Direction: Restate the entries below verbatim.

Recorded data:
— start —

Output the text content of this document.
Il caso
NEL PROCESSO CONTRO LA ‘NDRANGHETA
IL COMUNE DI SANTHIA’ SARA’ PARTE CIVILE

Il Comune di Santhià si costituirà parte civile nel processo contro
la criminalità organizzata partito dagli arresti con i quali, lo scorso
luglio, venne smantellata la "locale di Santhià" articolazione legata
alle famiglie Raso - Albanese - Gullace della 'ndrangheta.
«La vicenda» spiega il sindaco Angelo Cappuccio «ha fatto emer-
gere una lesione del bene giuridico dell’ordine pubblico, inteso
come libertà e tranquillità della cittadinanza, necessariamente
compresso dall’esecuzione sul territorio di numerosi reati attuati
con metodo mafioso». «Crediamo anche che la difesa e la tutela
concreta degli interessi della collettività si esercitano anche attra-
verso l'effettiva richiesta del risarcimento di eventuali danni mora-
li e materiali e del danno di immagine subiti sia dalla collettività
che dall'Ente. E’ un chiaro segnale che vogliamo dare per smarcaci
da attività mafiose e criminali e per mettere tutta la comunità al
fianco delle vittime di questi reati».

— end —

Written answer:
Output the text content of this document.
Il caso
NEL PROCESSO CONTRO LA ‘NDRANGHETA
IL COMUNE DI SANTHIA’ SARA’ PARTE CIVILE

Il Comune di Santhià si costituirà parte civile nel processo contro
la criminalità organizzata partito dagli arresti con i quali, lo scorso
luglio, venne smantellata la "locale di Santhià" articolazione legata
alle famiglie Raso - Albanese - Gullace della 'ndrangheta.
«La vicenda» spiega il sindaco Angelo Cappuccio «ha fatto emer-
gere una lesione del bene giuridico dell’ordine pubblico, inteso
come libertà e tranquillità della cittadinanza, necessariamente
compresso dall’esecuzione sul territorio di numerosi reati attuati
con metodo mafioso». «Crediamo anche che la difesa e la tutela
concreta degli interessi della collettività si esercitano anche attra-
verso l'effettiva richiesta del risarcimento di eventuali danni mora-
li e materiali e del danno di immagine subiti sia dalla collettività
che dall'Ente. E’ un chiaro segnale che vogliamo dare per smarcaci
da attività mafiose e criminali e per mettere tutta la comunità al
fianco delle vittime di questi reati».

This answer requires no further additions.